*** Records supplied

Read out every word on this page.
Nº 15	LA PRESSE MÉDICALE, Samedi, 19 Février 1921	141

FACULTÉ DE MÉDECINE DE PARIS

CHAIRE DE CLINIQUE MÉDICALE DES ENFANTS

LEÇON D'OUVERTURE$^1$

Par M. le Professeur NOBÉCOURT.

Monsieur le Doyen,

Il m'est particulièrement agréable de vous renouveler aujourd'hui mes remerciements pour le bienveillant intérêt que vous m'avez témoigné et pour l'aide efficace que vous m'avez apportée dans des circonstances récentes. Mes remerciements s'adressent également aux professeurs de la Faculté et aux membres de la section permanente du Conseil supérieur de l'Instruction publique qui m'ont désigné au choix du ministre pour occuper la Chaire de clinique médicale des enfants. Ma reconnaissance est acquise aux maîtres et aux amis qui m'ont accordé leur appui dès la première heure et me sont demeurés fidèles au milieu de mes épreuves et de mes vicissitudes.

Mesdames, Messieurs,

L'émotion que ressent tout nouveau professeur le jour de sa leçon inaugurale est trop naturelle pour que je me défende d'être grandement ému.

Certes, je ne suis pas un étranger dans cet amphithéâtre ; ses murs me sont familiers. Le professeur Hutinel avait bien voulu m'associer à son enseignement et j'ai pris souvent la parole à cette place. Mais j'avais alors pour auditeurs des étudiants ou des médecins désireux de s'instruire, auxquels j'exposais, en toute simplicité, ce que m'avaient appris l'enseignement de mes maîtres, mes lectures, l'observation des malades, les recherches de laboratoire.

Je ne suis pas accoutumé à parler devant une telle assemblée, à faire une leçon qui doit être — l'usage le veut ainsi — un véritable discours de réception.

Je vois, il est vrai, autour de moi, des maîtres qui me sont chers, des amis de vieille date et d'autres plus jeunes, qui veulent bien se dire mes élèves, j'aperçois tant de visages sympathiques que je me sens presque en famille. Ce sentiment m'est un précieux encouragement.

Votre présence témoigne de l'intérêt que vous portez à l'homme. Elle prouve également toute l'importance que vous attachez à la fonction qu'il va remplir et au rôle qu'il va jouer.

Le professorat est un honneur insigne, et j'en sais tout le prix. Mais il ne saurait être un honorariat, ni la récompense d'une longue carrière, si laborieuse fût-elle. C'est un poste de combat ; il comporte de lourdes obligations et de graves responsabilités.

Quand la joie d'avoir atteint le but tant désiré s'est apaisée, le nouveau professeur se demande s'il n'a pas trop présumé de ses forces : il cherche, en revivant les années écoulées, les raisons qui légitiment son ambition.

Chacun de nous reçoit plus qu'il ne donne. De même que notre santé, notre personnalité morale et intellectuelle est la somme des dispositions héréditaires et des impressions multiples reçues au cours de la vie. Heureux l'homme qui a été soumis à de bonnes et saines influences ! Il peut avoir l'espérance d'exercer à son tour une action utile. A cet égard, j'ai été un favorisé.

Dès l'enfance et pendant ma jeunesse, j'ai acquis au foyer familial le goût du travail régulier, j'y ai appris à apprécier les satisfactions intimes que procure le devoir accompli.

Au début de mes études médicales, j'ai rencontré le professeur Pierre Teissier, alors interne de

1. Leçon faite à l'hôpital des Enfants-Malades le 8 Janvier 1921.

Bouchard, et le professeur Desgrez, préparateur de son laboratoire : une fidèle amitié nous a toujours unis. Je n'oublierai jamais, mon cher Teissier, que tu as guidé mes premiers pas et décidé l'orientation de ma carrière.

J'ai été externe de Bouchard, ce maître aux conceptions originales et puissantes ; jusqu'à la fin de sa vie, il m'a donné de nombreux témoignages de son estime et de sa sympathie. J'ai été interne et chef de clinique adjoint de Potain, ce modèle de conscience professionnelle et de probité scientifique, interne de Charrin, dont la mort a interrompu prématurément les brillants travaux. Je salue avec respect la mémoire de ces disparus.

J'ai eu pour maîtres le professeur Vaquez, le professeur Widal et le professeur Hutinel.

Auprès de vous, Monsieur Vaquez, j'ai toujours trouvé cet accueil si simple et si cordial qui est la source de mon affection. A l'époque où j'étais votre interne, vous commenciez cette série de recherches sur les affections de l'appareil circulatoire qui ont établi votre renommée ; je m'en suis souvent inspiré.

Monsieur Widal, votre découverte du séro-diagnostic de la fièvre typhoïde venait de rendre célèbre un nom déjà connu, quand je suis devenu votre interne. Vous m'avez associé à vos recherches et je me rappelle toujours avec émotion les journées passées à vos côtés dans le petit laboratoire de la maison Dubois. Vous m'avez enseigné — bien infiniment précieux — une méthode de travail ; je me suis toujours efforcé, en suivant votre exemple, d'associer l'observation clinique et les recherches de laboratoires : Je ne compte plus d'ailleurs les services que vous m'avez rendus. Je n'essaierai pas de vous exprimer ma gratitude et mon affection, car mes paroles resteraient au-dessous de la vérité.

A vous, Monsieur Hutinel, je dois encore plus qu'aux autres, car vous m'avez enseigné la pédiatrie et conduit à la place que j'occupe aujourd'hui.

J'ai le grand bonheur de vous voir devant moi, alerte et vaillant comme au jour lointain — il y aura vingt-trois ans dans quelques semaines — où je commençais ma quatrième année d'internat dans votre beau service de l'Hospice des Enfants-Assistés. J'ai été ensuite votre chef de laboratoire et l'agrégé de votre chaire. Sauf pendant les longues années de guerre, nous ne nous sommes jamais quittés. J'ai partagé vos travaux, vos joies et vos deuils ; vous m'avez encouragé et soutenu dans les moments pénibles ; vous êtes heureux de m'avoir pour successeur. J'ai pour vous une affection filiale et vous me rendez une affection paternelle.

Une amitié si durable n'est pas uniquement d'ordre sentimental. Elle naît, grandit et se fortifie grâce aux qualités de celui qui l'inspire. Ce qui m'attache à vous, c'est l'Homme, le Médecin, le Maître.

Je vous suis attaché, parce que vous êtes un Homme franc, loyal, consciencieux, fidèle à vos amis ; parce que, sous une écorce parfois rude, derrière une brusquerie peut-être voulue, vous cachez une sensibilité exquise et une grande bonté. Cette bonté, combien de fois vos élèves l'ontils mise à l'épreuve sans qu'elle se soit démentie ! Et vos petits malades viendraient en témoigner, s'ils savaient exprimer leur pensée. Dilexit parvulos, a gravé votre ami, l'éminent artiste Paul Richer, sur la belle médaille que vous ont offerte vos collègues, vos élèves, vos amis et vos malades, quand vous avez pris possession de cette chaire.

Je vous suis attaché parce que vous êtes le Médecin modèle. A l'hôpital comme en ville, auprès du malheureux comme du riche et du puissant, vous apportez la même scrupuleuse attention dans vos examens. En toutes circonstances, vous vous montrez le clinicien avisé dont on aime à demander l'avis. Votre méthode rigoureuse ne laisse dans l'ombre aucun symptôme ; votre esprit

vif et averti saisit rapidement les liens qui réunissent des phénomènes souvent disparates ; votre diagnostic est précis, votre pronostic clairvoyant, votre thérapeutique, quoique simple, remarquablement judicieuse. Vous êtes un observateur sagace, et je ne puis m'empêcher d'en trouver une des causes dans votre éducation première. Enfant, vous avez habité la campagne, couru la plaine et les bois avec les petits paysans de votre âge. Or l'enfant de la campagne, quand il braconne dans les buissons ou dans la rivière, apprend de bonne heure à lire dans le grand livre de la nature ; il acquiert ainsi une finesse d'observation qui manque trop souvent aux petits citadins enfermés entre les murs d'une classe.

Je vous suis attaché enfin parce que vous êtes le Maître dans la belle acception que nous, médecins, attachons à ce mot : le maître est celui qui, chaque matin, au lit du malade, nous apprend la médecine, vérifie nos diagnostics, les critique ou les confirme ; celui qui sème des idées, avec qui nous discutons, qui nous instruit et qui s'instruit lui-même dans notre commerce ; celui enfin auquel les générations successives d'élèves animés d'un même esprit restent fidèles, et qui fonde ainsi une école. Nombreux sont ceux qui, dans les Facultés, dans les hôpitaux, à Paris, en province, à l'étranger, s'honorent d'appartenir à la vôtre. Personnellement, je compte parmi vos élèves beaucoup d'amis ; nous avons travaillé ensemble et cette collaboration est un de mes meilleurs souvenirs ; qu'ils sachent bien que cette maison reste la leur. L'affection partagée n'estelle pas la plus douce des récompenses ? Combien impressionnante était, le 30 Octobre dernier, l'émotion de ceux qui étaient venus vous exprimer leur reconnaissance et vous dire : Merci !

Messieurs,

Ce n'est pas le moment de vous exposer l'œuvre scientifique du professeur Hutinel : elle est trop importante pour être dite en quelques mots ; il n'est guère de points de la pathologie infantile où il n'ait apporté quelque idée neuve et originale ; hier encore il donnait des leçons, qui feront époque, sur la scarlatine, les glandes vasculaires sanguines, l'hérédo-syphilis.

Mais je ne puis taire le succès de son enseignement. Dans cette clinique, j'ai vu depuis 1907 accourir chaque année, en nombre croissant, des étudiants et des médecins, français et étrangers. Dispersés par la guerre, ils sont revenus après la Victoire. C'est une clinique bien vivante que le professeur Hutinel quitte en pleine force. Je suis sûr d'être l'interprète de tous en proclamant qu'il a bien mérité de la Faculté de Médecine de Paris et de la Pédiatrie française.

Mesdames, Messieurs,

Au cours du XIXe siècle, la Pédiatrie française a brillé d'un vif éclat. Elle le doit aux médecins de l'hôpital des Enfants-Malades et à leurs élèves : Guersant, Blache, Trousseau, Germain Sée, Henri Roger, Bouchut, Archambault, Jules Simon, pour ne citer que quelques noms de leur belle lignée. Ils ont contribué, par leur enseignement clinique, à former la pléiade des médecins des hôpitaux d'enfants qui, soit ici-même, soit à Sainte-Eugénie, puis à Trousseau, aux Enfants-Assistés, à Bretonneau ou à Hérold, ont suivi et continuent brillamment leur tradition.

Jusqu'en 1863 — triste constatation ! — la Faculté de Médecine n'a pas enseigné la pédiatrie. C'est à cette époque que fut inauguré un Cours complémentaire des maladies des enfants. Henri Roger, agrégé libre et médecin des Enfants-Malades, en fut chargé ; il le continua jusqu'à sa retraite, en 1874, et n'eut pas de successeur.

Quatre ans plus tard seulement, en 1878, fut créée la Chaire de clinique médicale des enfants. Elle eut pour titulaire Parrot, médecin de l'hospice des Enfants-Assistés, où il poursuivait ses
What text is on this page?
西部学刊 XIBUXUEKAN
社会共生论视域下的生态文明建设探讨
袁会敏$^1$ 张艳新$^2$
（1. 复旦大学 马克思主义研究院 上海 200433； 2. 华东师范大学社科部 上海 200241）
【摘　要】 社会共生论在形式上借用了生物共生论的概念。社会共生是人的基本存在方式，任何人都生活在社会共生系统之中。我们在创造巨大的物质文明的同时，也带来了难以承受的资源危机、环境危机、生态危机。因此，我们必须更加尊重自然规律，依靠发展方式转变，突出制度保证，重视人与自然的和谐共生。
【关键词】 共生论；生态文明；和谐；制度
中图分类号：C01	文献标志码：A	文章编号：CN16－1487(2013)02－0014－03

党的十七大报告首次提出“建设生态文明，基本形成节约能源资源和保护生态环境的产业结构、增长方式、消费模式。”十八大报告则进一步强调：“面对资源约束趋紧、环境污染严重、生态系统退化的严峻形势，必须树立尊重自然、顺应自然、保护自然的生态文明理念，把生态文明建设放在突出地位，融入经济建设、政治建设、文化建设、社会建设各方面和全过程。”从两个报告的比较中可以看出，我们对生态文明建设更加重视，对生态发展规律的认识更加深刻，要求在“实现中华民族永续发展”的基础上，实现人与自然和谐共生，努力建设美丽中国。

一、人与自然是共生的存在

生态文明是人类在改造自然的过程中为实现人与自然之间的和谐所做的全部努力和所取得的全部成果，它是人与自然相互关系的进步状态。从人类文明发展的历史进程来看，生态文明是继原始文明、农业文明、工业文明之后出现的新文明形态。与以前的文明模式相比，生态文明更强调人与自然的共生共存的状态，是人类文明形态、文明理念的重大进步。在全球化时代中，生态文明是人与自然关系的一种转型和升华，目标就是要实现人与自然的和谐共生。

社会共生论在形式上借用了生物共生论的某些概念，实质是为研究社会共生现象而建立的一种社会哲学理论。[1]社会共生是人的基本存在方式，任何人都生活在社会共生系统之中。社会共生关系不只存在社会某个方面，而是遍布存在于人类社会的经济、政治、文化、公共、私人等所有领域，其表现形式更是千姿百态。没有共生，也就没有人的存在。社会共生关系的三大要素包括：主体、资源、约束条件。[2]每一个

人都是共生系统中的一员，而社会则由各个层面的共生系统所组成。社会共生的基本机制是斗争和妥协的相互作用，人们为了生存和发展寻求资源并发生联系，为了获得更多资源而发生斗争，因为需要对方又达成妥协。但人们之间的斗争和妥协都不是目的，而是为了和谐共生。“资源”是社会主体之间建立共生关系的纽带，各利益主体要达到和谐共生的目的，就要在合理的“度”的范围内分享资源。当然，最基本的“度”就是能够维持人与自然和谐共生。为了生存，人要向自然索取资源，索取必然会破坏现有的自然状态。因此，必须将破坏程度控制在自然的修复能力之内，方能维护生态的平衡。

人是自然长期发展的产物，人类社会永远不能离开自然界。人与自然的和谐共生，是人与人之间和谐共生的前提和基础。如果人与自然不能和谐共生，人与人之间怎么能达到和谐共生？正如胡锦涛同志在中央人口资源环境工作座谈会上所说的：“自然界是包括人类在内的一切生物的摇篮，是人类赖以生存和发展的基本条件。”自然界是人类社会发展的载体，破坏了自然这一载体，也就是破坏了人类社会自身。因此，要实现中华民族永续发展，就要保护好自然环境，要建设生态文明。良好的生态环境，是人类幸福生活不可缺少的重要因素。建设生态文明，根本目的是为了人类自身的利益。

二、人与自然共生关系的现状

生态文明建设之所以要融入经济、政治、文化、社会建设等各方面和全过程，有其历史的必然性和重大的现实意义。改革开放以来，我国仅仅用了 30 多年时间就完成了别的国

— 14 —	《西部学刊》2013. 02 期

******

Look above for the line that holds "What text is on this page?", then copy it and each line after it exactly, through the last line of the data.

What text is on this page?
西部学刊 XIBUXUEKAN
社会共生论视域下的生态文明建设探讨
袁会敏$^1$ 张艳新$^2$
（1. 复旦大学 马克思主义研究院 上海 200433； 2. 华东师范大学社科部 上海 200241）
【摘　要】 社会共生论在形式上借用了生物共生论的概念。社会共生是人的基本存在方式，任何人都生活在社会共生系统之中。我们在创造巨大的物质文明的同时，也带来了难以承受的资源危机、环境危机、生态危机。因此，我们必须更加尊重自然规律，依靠发展方式转变，突出制度保证，重视人与自然的和谐共生。
【关键词】 共生论；生态文明；和谐；制度
中图分类号：C01	文献标志码：A	文章编号：CN16－1487(2013)02－0014－03

党的十七大报告首次提出“建设生态文明，基本形成节约能源资源和保护生态环境的产业结构、增长方式、消费模式。”十八大报告则进一步强调：“面对资源约束趋紧、环境污染严重、生态系统退化的严峻形势，必须树立尊重自然、顺应自然、保护自然的生态文明理念，把生态文明建设放在突出地位，融入经济建设、政治建设、文化建设、社会建设各方面和全过程。”从两个报告的比较中可以看出，我们对生态文明建设更加重视，对生态发展规律的认识更加深刻，要求在“实现中华民族永续发展”的基础上，实现人与自然和谐共生，努力建设美丽中国。

一、人与自然是共生的存在

生态文明是人类在改造自然的过程中为实现人与自然之间的和谐所做的全部努力和所取得的全部成果，它是人与自然相互关系的进步状态。从人类文明发展的历史进程来看，生态文明是继原始文明、农业文明、工业文明之后出现的新文明形态。与以前的文明模式相比，生态文明更强调人与自然的共生共存的状态，是人类文明形态、文明理念的重大进步。在全球化时代中，生态文明是人与自然关系的一种转型和升华，目标就是要实现人与自然的和谐共生。

社会共生论在形式上借用了生物共生论的某些概念，实质是为研究社会共生现象而建立的一种社会哲学理论。[1]社会共生是人的基本存在方式，任何人都生活在社会共生系统之中。社会共生关系不只存在社会某个方面，而是遍布存在于人类社会的经济、政治、文化、公共、私人等所有领域，其表现形式更是千姿百态。没有共生，也就没有人的存在。社会共生关系的三大要素包括：主体、资源、约束条件。[2]每一个

人都是共生系统中的一员，而社会则由各个层面的共生系统所组成。社会共生的基本机制是斗争和妥协的相互作用，人们为了生存和发展寻求资源并发生联系，为了获得更多资源而发生斗争，因为需要对方又达成妥协。但人们之间的斗争和妥协都不是目的，而是为了和谐共生。“资源”是社会主体之间建立共生关系的纽带，各利益主体要达到和谐共生的目的，就要在合理的“度”的范围内分享资源。当然，最基本的“度”就是能够维持人与自然和谐共生。为了生存，人要向自然索取资源，索取必然会破坏现有的自然状态。因此，必须将破坏程度控制在自然的修复能力之内，方能维护生态的平衡。

人是自然长期发展的产物，人类社会永远不能离开自然界。人与自然的和谐共生，是人与人之间和谐共生的前提和基础。如果人与自然不能和谐共生，人与人之间怎么能达到和谐共生？正如胡锦涛同志在中央人口资源环境工作座谈会上所说的：“自然界是包括人类在内的一切生物的摇篮，是人类赖以生存和发展的基本条件。”自然界是人类社会发展的载体，破坏了自然这一载体，也就是破坏了人类社会自身。因此，要实现中华民族永续发展，就要保护好自然环境，要建设生态文明。良好的生态环境，是人类幸福生活不可缺少的重要因素。建设生态文明，根本目的是为了人类自身的利益。

二、人与自然共生关系的现状

生态文明建设之所以要融入经济、政治、文化、社会建设等各方面和全过程，有其历史的必然性和重大的现实意义。改革开放以来，我国仅仅用了 30 多年时间就完成了别的国

— 14 —	《西部学刊》2013. 02 期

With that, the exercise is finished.